| Data |
╭──

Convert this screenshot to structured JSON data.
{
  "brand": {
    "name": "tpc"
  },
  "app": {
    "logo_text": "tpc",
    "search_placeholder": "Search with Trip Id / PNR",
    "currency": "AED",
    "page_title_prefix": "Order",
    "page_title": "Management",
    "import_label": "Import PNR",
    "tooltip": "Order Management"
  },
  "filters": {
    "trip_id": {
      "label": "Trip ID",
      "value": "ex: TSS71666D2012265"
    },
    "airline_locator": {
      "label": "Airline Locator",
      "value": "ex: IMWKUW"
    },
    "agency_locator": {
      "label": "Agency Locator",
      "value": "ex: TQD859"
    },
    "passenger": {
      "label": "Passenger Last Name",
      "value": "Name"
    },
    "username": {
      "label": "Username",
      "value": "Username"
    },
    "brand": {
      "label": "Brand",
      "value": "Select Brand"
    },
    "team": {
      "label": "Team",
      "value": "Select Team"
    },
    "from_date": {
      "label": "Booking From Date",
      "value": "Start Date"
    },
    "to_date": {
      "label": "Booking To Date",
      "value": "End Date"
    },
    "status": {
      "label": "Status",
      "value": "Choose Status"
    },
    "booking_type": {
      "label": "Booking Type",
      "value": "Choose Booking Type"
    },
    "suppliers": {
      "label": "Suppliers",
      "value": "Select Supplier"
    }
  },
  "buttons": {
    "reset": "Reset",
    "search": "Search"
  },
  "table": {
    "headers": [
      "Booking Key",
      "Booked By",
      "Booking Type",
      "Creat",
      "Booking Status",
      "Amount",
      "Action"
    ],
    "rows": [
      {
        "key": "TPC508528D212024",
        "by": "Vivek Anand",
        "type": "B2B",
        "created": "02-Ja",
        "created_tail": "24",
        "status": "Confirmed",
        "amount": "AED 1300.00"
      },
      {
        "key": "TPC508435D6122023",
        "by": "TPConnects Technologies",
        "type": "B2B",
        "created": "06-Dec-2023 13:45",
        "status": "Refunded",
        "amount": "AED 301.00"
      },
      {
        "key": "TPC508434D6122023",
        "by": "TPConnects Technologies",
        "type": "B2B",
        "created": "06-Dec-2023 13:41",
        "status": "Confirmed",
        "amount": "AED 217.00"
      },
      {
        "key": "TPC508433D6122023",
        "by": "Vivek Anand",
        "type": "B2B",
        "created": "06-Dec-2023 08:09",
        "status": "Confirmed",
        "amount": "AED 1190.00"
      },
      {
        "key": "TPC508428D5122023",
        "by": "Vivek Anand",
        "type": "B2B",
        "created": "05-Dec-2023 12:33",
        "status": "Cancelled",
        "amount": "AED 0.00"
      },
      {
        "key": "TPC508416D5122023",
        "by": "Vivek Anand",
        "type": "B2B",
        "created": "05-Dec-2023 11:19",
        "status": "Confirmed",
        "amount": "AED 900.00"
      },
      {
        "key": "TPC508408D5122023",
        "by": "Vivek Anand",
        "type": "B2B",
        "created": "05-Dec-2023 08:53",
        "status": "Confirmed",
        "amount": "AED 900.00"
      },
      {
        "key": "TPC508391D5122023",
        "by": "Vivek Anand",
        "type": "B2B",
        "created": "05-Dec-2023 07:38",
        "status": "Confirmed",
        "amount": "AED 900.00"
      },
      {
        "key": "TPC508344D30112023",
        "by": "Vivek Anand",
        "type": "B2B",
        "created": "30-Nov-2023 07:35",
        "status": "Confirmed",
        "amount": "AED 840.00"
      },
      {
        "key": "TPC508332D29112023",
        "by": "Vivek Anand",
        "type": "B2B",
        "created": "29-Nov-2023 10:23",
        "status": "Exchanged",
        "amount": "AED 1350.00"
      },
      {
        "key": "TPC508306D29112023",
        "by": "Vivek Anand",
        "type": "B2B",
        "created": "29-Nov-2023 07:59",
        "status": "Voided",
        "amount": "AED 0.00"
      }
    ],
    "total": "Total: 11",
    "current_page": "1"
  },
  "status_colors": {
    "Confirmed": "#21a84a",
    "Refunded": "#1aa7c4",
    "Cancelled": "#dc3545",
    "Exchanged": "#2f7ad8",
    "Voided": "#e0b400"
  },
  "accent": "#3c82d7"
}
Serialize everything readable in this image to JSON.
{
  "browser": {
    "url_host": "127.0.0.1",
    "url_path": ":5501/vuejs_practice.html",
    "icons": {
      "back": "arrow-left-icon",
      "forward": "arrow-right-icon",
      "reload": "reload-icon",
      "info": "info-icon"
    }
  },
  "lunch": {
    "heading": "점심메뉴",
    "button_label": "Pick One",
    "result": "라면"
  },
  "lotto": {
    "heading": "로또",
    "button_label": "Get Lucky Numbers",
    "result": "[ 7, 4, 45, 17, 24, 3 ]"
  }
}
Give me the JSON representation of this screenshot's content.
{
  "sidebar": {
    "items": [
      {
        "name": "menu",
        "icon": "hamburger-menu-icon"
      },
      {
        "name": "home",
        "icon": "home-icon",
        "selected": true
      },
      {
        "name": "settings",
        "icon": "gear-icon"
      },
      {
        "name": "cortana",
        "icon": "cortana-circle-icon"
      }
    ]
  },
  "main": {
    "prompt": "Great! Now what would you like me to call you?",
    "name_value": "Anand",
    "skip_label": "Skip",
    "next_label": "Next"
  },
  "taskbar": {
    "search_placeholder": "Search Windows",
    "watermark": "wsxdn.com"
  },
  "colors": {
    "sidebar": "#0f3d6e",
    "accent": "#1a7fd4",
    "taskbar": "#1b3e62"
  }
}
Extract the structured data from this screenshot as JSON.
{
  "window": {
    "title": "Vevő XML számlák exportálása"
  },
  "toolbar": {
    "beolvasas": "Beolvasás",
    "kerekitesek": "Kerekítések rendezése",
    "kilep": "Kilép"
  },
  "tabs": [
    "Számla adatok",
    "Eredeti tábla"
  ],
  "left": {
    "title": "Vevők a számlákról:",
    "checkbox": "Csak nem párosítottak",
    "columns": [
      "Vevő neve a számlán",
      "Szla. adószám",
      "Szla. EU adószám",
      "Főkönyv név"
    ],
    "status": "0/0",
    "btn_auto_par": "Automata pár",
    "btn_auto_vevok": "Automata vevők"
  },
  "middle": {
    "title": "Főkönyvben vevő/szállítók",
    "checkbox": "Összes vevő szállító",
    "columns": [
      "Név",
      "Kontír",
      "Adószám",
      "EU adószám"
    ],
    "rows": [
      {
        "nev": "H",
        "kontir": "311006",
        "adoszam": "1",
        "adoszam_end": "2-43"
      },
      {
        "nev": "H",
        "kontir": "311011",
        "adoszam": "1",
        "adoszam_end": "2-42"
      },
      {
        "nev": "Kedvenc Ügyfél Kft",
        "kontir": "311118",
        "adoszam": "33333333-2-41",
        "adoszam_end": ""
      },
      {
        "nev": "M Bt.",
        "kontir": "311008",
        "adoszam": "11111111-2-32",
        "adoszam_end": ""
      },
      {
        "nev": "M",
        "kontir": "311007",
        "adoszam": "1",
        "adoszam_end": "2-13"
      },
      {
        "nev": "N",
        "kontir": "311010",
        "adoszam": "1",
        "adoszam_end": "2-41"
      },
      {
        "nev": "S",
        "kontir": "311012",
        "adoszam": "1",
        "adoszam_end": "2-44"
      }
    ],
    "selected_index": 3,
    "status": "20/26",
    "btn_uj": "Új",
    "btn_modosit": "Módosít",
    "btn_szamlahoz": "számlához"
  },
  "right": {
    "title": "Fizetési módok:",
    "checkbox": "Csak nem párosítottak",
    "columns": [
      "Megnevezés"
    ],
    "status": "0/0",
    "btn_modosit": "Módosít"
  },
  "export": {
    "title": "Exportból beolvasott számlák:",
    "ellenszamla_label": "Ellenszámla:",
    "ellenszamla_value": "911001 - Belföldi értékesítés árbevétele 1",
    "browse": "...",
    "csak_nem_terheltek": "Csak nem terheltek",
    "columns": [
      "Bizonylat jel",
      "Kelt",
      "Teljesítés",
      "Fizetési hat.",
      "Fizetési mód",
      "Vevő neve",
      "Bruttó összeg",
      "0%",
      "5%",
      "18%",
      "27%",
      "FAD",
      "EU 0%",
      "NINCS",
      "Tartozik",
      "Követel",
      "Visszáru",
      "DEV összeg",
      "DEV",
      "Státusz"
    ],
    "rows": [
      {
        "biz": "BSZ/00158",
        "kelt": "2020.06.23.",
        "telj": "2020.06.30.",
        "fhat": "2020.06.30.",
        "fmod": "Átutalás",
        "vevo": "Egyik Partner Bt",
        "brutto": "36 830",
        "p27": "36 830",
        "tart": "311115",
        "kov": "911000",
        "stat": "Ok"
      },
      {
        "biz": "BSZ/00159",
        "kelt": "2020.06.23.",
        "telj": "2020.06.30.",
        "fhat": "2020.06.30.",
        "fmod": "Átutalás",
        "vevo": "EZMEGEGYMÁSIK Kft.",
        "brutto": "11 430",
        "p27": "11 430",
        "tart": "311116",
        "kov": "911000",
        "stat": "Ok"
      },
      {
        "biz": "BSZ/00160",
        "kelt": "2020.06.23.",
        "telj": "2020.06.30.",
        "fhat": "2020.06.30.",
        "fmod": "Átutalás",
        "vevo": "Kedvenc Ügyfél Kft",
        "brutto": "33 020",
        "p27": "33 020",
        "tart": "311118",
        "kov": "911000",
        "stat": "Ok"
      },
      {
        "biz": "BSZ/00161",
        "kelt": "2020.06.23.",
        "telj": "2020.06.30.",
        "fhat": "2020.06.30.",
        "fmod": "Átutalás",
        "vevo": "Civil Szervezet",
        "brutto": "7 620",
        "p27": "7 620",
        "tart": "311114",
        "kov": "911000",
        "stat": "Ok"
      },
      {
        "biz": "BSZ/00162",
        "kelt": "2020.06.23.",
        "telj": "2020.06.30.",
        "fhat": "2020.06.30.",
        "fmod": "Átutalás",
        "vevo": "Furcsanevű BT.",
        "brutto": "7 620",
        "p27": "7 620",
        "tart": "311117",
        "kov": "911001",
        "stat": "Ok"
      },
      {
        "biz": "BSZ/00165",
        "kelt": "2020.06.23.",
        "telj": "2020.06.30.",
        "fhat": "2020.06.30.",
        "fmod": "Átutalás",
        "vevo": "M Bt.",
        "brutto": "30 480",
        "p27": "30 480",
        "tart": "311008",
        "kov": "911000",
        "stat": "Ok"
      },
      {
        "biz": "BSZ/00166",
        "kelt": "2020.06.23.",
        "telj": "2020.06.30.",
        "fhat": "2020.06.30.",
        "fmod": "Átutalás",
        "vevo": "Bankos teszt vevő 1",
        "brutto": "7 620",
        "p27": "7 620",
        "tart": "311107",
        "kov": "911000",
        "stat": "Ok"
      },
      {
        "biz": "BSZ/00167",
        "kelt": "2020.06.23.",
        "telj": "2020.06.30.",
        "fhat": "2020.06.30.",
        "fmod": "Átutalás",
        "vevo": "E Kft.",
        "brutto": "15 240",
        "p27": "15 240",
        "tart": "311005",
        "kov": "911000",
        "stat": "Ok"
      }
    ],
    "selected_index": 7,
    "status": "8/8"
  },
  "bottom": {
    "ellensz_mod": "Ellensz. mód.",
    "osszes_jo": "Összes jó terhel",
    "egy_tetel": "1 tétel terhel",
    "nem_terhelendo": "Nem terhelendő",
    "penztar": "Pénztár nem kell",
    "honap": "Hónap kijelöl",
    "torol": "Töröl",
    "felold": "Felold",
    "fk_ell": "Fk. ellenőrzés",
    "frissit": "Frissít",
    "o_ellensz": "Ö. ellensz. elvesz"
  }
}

╰──

Find every line of the data that holds the string "structured", then say how many there are and nothing else.

| Solution to the exercise |
2